▶ _Set task_
Copy out each line that includes the word "disturbed".
======== Input records
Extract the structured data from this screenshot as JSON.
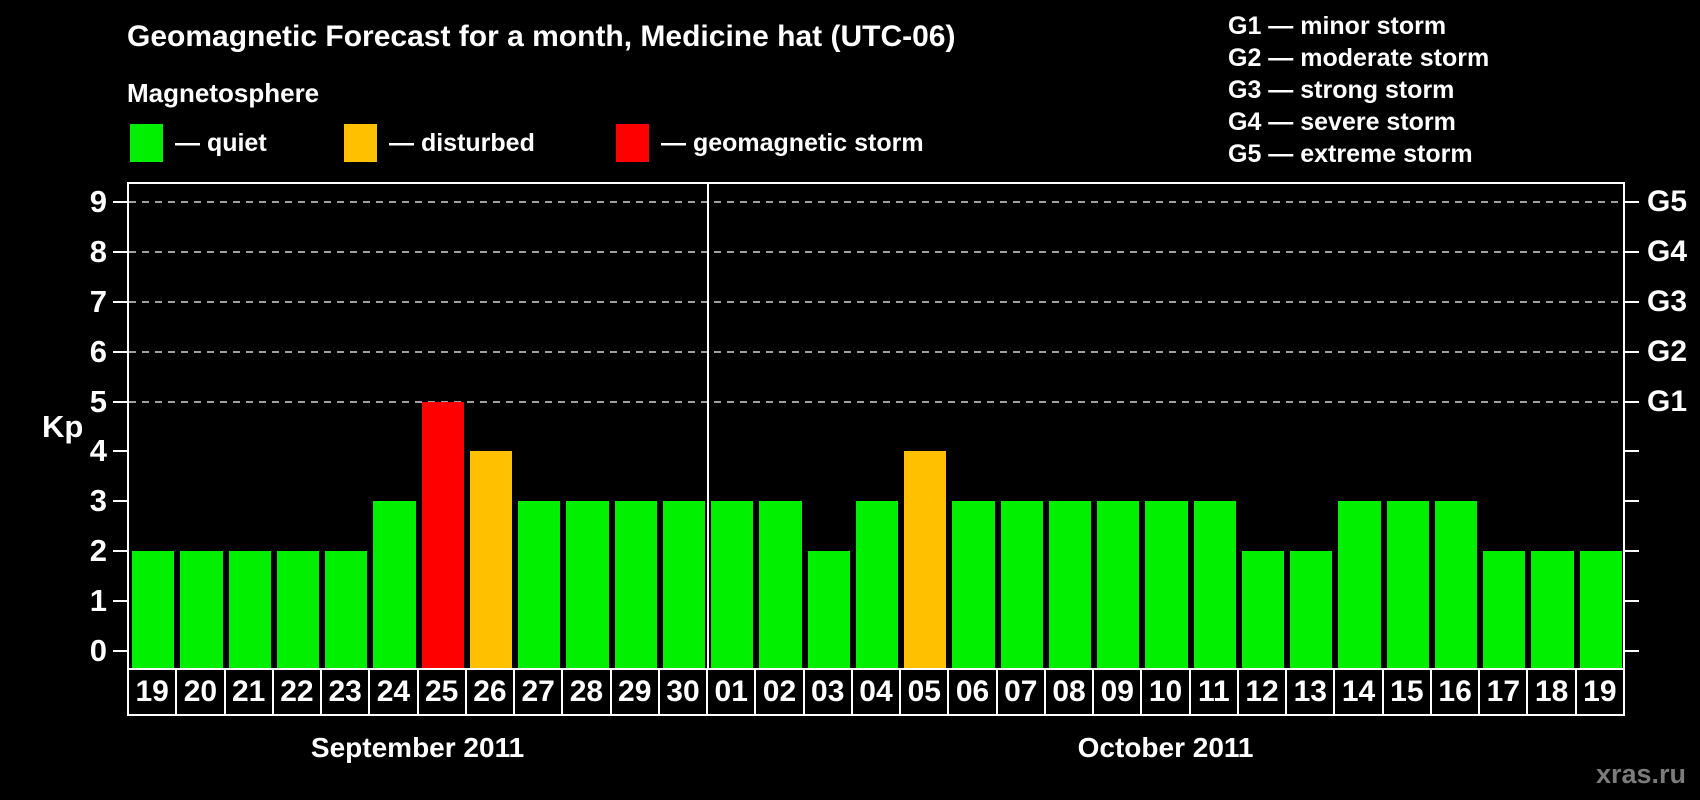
{
  "title": "Geomagnetic Forecast for a month, Medicine hat (UTC-06)",
  "legend": {
    "heading": "Magnetosphere",
    "items": [
      {
        "label": "— quiet",
        "status": "quiet",
        "color": "#00f000"
      },
      {
        "label": "— disturbed",
        "status": "disturbed",
        "color": "#ffc000"
      },
      {
        "label": "— geomagnetic storm",
        "status": "storm",
        "color": "#ff0000"
      }
    ]
  },
  "storm_scale": [
    "G1 — minor storm",
    "G2 — moderate storm",
    "G3 — strong storm",
    "G4 — severe storm",
    "G5 — extreme storm"
  ],
  "axes": {
    "y_label": "Kp",
    "y_ticks": [
      0,
      1,
      2,
      3,
      4,
      5,
      6,
      7,
      8,
      9
    ],
    "g_levels": [
      {
        "kp": 5,
        "label": "G1"
      },
      {
        "kp": 6,
        "label": "G2"
      },
      {
        "kp": 7,
        "label": "G3"
      },
      {
        "kp": 8,
        "label": "G4"
      },
      {
        "kp": 9,
        "label": "G5"
      }
    ]
  },
  "watermark": "xras.ru",
  "chart_data": {
    "type": "bar",
    "title": "Geomagnetic Forecast for a month, Medicine hat (UTC-06)",
    "ylabel": "Kp",
    "ylim": [
      0,
      9
    ],
    "grid": "horizontal dashed lines at Kp 5-9 (G1-G5)",
    "legend_position": "top",
    "months": [
      "September 2011",
      "October 2011"
    ],
    "status_colors": {
      "quiet": "#00f000",
      "disturbed": "#ffc000",
      "storm": "#ff0000"
    },
    "bars": [
      {
        "day": "19",
        "month": 0,
        "kp": 2,
        "status": "quiet"
      },
      {
        "day": "20",
        "month": 0,
        "kp": 2,
        "status": "quiet"
      },
      {
        "day": "21",
        "month": 0,
        "kp": 2,
        "status": "quiet"
      },
      {
        "day": "22",
        "month": 0,
        "kp": 2,
        "status": "quiet"
      },
      {
        "day": "23",
        "month": 0,
        "kp": 2,
        "status": "quiet"
      },
      {
        "day": "24",
        "month": 0,
        "kp": 3,
        "status": "quiet"
      },
      {
        "day": "25",
        "month": 0,
        "kp": 5,
        "status": "storm"
      },
      {
        "day": "26",
        "month": 0,
        "kp": 4,
        "status": "disturbed"
      },
      {
        "day": "27",
        "month": 0,
        "kp": 3,
        "status": "quiet"
      },
      {
        "day": "28",
        "month": 0,
        "kp": 3,
        "status": "quiet"
      },
      {
        "day": "29",
        "month": 0,
        "kp": 3,
        "status": "quiet"
      },
      {
        "day": "30",
        "month": 0,
        "kp": 3,
        "status": "quiet"
      },
      {
        "day": "01",
        "month": 1,
        "kp": 3,
        "status": "quiet"
      },
      {
        "day": "02",
        "month": 1,
        "kp": 3,
        "status": "quiet"
      },
      {
        "day": "03",
        "month": 1,
        "kp": 2,
        "status": "quiet"
      },
      {
        "day": "04",
        "month": 1,
        "kp": 3,
        "status": "quiet"
      },
      {
        "day": "05",
        "month": 1,
        "kp": 4,
        "status": "disturbed"
      },
      {
        "day": "06",
        "month": 1,
        "kp": 3,
        "status": "quiet"
      },
      {
        "day": "07",
        "month": 1,
        "kp": 3,
        "status": "quiet"
      },
      {
        "day": "08",
        "month": 1,
        "kp": 3,
        "status": "quiet"
      },
      {
        "day": "09",
        "month": 1,
        "kp": 3,
        "status": "quiet"
      },
      {
        "day": "10",
        "month": 1,
        "kp": 3,
        "status": "quiet"
      },
      {
        "day": "11",
        "month": 1,
        "kp": 3,
        "status": "quiet"
      },
      {
        "day": "12",
        "month": 1,
        "kp": 2,
        "status": "quiet"
      },
      {
        "day": "13",
        "month": 1,
        "kp": 2,
        "status": "quiet"
      },
      {
        "day": "14",
        "month": 1,
        "kp": 3,
        "status": "quiet"
      },
      {
        "day": "15",
        "month": 1,
        "kp": 3,
        "status": "quiet"
      },
      {
        "day": "16",
        "month": 1,
        "kp": 3,
        "status": "quiet"
      },
      {
        "day": "17",
        "month": 1,
        "kp": 2,
        "status": "quiet"
      },
      {
        "day": "18",
        "month": 1,
        "kp": 2,
        "status": "quiet"
      },
      {
        "day": "19",
        "month": 1,
        "kp": 2,
        "status": "quiet"
      }
    ]
  }
}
================
▶ _Result of this task_
        "label": "— disturbed",
        "status": "disturbed",
      "disturbed": "#ffc000",
        "status": "disturbed"
        "status": "disturbed"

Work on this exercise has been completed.